#### [What you have to do]
Go through the material below and report how many lines contain "time". Give only the number.

[Records contained in a dataset]
§ §

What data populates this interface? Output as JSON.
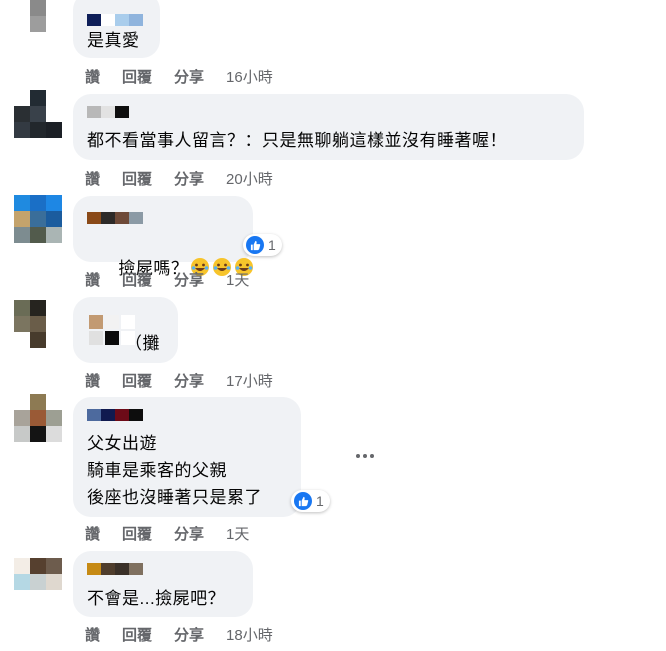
{
  "actions": {
    "like": "讚",
    "reply": "回覆",
    "share": "分享"
  },
  "comments": [
    {
      "text": "是真愛",
      "time": "16小時",
      "avatar_colors": [
        "#3c4246",
        "#b9bdaf",
        "#3c4246",
        "#ffffff",
        "#8a8a8a",
        "#ffffff",
        "#ffffff",
        "#9d9d9d",
        "#ffffff"
      ],
      "name_colors": [
        "#0f1f59",
        "#ffffff",
        "#a9cdec",
        "#8fb4dd"
      ]
    },
    {
      "text": "都不看當事人留言？：只是無聊躺這樣並沒有睡著喔！",
      "time": "20小時",
      "avatar_colors": [
        "#ffffff",
        "#222b33",
        "#ffffff",
        "#2a2f33",
        "#39414a",
        "#ffffff",
        "#333a42",
        "#22272c",
        "#1c2026"
      ],
      "name_colors": [
        "#b8b8b8",
        "#e2e2e2",
        "#0e0e0e"
      ]
    },
    {
      "text": "撿屍嗎？",
      "time": "1天",
      "reaction_count": "1",
      "avatar_colors": [
        "#1f8ae0",
        "#1a6fc6",
        "#1e87e4",
        "#c4a36c",
        "#3a6e9a",
        "#1b5c9e",
        "#7d8c90",
        "#525b4c",
        "#aab5b4"
      ],
      "name_colors": [
        "#8a4a18",
        "#2d2a28",
        "#6e4a38",
        "#8b9aa5"
      ]
    },
    {
      "text": "\n（攤",
      "time": "17小時",
      "avatar_colors": [
        "#6a6c56",
        "#26241f",
        "#ffffff",
        "#7b7560",
        "#6a5d49",
        "#ffffff",
        "#ffffff",
        "#473b2c",
        "#ffffff"
      ],
      "name_colors": [
        "#ffffff",
        "#d7d9de",
        "#ffffff"
      ],
      "name_colors2": [
        "#c29a72",
        "#f2f2f2",
        "#ffffff"
      ],
      "name_colors3": [
        "#e0e0e0",
        "#0b0b0b",
        "#ffffff"
      ]
    },
    {
      "text": "父女出遊\n騎車是乘客的父親\n後座也沒睡著只是累了",
      "time": "1天",
      "reaction_count": "1",
      "avatar_colors": [
        "#ffffff",
        "#8d7a53",
        "#ffffff",
        "#a8a39a",
        "#9a5a36",
        "#9d9f93",
        "#c7c9c8",
        "#141414",
        "#dcdcdc"
      ],
      "name_colors": [
        "#4d6a9e",
        "#101a4f",
        "#6d0b18",
        "#0d0d0d"
      ]
    },
    {
      "text": "不會是...撿屍吧？",
      "time": "18小時",
      "avatar_colors": [
        "#f3ede6",
        "#56402f",
        "#6d5c4d",
        "#b5d8e4",
        "#c9d1d2",
        "#dfd8cf",
        "#ffffff",
        "#ffffff",
        "#ffffff"
      ],
      "name_colors": [
        "#c68a14",
        "#4f3d2c",
        "#3a3028",
        "#7f705f"
      ]
    }
  ]
}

§ §

#### [Output of the exercise]
6